# Exercise goal
Transcribe the entries exactly; images are not part of the copy.
# START OF Raw data
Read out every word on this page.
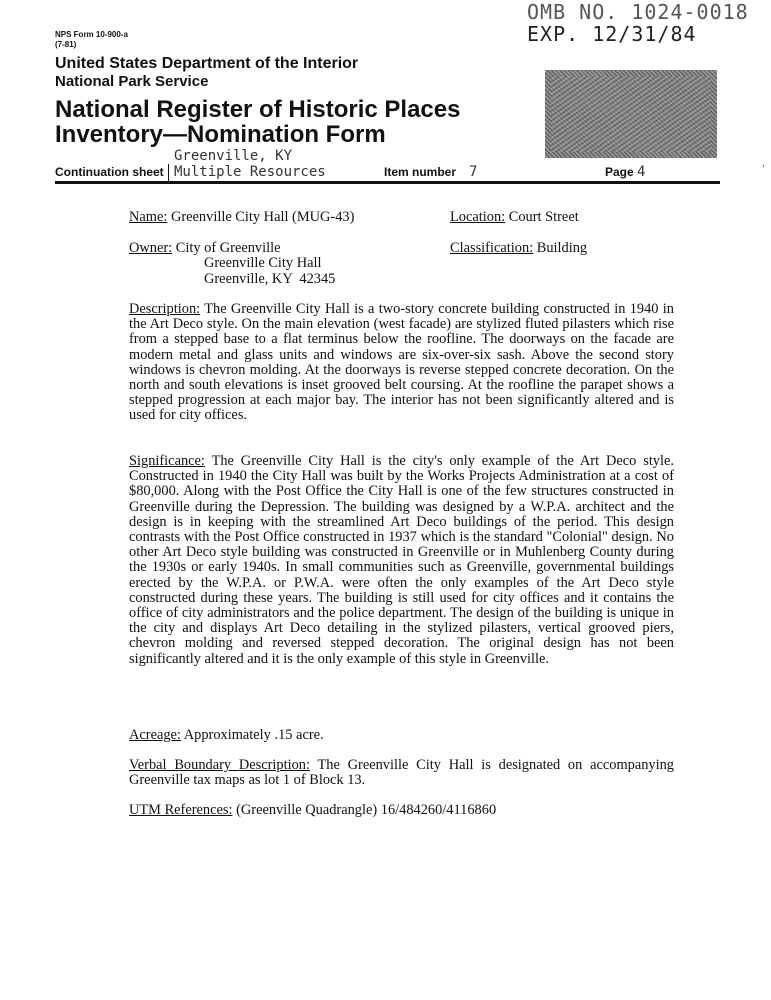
NPS Form 10-900-a
(7-81)
OMB NO. 1024-0018
EXP. 12/31/84
United States Department of the Interior
National Park Service
National Register of Historic Places
Inventory—Nomination Form
Greenville, KY
Continuation sheet Multiple Resources	Item number 7	Page 4
,
Name: Greenville City Hall (MUG-43)	Location: Court Street
Owner: City of Greenville
Greenville City Hall
Greenville, KY  42345
Classification: Building

Description: The Greenville City Hall is a two-story concrete building constructed in 1940 in the Art Deco style. On the main elevation (west facade) are stylized fluted pilasters which rise from a stepped base to a flat terminus below the roofline. The doorways on the facade are modern metal and glass units and windows are six-over-six sash. Above the second story windows is chevron molding. At the doorways is reverse stepped concrete decoration. On the north and south elevations is inset grooved belt coursing. At the roofline the parapet shows a stepped progression at each major bay. The interior has not been significantly altered and is used for city offices.

Significance: The Greenville City Hall is the city's only example of the Art Deco style. Constructed in 1940 the City Hall was built by the Works Projects Administration at a cost of $80,000. Along with the Post Office the City Hall is one of the few structures constructed in Greenville during the Depression. The building was designed by a W.P.A. architect and the design is in keeping with the streamlined Art Deco buildings of the period. This design contrasts with the Post Office constructed in 1937 which is the standard "Colonial" design. No other Art Deco style building was constructed in Greenville or in Muhlenberg County during the 1930s or early 1940s. In small communities such as Greenville, governmental buildings erected by the W.P.A. or P.W.A. were often the only examples of the Art Deco style constructed during these years. The building is still used for city offices and it contains the office of city administrators and the police department. The design of the building is unique in the city and displays Art Deco detailing in the stylized pilasters, vertical grooved piers, chevron molding and reversed stepped decoration. The original design has not been significantly altered and it is the only example of this style in Greenville.

Acreage: Approximately .15 acre.

Verbal Boundary Description: The Greenville City Hall is designated on accompanying Greenville tax maps as lot 1 of Block 13.

UTM References: (Greenville Quadrangle) 16/484260/4116860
# END OF Raw data
# Task solution
Read out every word on this page.
NPS Form 10-900-a
(7-81)
OMB NO. 1024-0018
EXP. 12/31/84
United States Department of the Interior
National Park Service
National Register of Historic Places
Inventory—Nomination Form
Greenville, KY
Continuation sheet Multiple Resources	Item number 7	Page 4
,
Name: Greenville City Hall (MUG-43)	Location: Court Street
Owner: City of Greenville
Greenville City Hall
Greenville, KY  42345
Classification: Building

Description: The Greenville City Hall is a two-story concrete building constructed in 1940 in the Art Deco style. On the main elevation (west facade) are stylized fluted pilasters which rise from a stepped base to a flat terminus below the roofline. The doorways on the facade are modern metal and glass units and windows are six-over-six sash. Above the second story windows is chevron molding. At the doorways is reverse stepped concrete decoration. On the north and south elevations is inset grooved belt coursing. At the roofline the parapet shows a stepped progression at each major bay. The interior has not been significantly altered and is used for city offices.

Significance: The Greenville City Hall is the city's only example of the Art Deco style. Constructed in 1940 the City Hall was built by the Works Projects Administration at a cost of $80,000. Along with the Post Office the City Hall is one of the few structures constructed in Greenville during the Depression. The building was designed by a W.P.A. architect and the design is in keeping with the streamlined Art Deco buildings of the period. This design contrasts with the Post Office constructed in 1937 which is the standard "Colonial" design. No other Art Deco style building was constructed in Greenville or in Muhlenberg County during the 1930s or early 1940s. In small communities such as Greenville, governmental buildings erected by the W.P.A. or P.W.A. were often the only examples of the Art Deco style constructed during these years. The building is still used for city offices and it contains the office of city administrators and the police department. The design of the building is unique in the city and displays Art Deco detailing in the stylized pilasters, vertical grooved piers, chevron molding and reversed stepped decoration. The original design has not been significantly altered and it is the only example of this style in Greenville.

Acreage: Approximately .15 acre.

Verbal Boundary Description: The Greenville City Hall is designated on accompanying Greenville tax maps as lot 1 of Block 13.

UTM References: (Greenville Quadrangle) 16/484260/4116860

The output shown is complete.